Source records:
-=-=-=-=-

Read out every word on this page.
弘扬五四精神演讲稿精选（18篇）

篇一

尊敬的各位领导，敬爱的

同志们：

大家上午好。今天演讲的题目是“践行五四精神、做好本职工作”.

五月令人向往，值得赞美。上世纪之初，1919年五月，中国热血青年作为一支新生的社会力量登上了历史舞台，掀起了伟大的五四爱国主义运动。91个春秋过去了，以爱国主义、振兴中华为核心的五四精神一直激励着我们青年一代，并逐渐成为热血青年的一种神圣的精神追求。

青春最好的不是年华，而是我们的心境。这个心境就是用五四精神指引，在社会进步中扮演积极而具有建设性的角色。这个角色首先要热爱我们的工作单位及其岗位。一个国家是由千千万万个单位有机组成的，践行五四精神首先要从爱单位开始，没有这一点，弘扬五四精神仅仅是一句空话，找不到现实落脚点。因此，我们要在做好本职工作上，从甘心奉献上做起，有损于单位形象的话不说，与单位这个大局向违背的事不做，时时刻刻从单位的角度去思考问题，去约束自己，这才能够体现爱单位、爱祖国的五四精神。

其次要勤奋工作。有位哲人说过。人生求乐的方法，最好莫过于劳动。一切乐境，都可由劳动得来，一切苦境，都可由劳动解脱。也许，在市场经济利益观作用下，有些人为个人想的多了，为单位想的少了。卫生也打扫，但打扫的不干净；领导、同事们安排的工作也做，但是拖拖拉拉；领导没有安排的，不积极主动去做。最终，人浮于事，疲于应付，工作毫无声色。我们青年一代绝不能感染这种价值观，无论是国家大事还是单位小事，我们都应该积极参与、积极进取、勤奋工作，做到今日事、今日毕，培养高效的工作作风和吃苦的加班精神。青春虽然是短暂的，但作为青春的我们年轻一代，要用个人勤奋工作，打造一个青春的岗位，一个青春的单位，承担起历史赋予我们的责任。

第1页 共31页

-=-=-=-=-

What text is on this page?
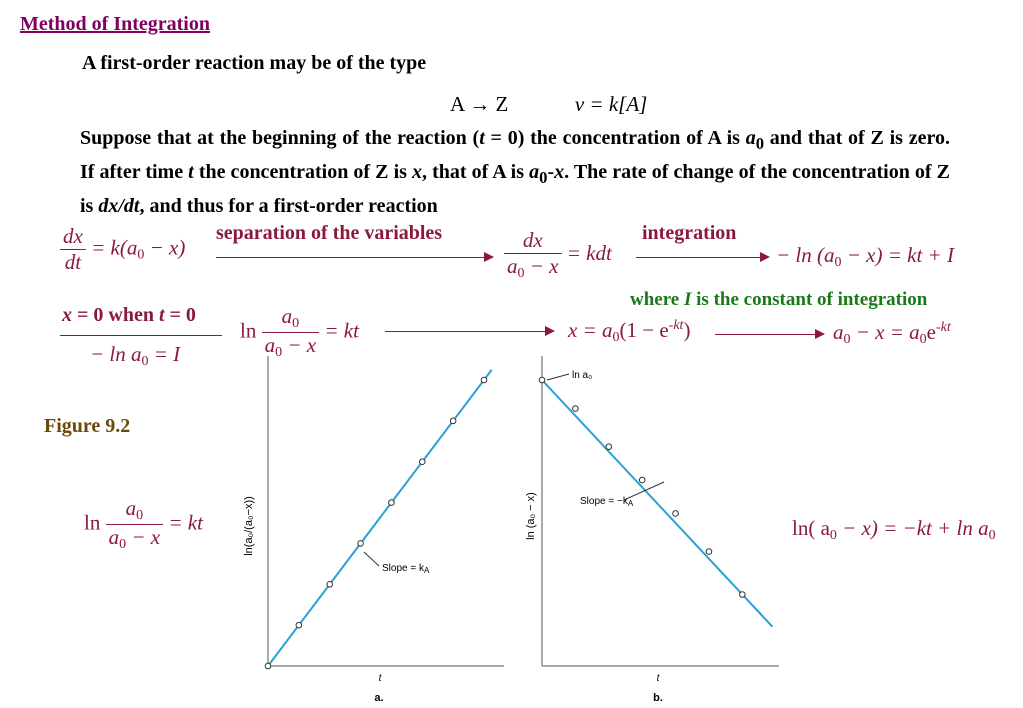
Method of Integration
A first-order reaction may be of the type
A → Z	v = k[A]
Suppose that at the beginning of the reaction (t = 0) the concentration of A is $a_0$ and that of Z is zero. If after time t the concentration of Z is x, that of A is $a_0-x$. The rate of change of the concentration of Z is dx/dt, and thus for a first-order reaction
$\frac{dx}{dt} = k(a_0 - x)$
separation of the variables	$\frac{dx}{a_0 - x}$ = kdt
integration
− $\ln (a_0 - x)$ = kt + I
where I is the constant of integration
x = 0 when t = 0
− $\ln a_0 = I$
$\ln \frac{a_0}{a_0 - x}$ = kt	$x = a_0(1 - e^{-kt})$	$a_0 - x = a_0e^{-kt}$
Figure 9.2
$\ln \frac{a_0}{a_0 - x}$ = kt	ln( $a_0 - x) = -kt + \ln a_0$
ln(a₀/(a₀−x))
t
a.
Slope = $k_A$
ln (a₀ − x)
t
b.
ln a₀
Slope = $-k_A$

-=-=-=-=-

Challenge: Give the number of lines where the string "frac" occurs, without any further text.

Answer to the problem: 4